* [WRITTEN EXERCISE]: Copy each line with the word "TradingView" in it.

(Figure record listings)
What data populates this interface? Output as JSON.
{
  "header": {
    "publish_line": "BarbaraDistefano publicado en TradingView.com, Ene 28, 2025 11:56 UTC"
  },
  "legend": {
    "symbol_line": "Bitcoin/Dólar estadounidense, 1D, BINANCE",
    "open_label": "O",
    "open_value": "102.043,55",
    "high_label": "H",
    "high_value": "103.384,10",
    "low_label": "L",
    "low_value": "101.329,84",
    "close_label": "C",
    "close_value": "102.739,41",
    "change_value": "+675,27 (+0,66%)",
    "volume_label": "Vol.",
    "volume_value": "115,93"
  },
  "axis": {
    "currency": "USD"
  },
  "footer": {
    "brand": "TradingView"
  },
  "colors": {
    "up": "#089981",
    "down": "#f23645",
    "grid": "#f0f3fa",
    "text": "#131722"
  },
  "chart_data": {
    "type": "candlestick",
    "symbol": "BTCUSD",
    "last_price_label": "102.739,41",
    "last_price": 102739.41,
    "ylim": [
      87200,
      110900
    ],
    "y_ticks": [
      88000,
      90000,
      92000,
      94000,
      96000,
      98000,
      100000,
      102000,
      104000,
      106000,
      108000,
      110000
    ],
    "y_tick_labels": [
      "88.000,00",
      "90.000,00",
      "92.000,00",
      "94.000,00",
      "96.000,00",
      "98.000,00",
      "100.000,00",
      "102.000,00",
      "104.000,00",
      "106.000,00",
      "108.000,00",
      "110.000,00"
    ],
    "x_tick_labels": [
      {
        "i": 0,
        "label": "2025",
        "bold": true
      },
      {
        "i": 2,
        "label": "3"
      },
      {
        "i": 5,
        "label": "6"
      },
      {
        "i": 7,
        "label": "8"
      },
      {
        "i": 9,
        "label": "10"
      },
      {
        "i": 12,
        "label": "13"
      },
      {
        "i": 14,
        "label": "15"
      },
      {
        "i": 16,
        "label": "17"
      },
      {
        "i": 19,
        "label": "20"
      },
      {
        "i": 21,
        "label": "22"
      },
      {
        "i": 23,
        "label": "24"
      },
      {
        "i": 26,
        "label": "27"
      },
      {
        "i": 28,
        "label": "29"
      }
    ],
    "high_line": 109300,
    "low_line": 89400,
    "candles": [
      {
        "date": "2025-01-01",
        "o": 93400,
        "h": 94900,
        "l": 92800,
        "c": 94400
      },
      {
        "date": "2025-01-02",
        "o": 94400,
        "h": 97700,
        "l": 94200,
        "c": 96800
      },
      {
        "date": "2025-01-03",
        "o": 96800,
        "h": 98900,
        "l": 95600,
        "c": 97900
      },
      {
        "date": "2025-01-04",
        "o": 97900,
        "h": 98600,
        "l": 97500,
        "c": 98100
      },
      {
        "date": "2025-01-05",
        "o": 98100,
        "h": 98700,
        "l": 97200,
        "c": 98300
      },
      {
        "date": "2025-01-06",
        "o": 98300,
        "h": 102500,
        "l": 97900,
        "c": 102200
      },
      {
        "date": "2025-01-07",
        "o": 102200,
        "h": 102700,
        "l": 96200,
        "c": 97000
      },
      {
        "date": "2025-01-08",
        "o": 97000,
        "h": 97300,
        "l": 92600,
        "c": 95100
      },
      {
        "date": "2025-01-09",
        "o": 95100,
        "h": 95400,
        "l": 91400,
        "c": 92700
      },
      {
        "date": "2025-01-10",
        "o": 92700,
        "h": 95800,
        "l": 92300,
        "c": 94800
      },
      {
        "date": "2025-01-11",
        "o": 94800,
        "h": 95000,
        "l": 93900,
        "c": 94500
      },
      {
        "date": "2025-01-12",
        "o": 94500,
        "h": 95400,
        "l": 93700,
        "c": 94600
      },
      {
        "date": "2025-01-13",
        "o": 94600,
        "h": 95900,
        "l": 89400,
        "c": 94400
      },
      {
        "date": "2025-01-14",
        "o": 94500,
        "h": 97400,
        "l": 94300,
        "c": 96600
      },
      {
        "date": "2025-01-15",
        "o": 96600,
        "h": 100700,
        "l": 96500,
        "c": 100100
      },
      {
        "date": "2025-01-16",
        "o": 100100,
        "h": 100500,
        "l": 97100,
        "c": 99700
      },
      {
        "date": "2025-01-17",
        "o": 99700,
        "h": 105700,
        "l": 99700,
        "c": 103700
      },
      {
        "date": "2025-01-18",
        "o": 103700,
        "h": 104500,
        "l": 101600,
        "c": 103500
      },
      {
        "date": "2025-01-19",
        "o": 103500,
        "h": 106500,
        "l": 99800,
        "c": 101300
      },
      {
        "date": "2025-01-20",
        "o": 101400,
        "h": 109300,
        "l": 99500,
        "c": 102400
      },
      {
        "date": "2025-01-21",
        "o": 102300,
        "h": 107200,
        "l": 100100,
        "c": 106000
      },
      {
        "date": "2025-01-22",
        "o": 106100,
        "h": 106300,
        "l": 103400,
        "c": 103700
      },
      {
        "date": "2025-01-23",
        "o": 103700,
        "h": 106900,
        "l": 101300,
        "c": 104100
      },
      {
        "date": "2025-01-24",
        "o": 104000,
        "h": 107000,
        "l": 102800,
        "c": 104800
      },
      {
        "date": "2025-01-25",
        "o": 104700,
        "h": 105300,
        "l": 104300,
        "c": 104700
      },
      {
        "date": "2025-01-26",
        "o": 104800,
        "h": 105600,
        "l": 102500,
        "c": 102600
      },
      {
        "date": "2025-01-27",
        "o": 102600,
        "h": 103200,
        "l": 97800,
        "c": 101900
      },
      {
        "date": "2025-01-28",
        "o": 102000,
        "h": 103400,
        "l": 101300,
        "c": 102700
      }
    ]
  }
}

* [WRITTEN ANSWER]:
    "publish_line": "BarbaraDistefano publicado en TradingView.com, Ene 28, 2025 11:56 UTC"
    "brand": "TradingView"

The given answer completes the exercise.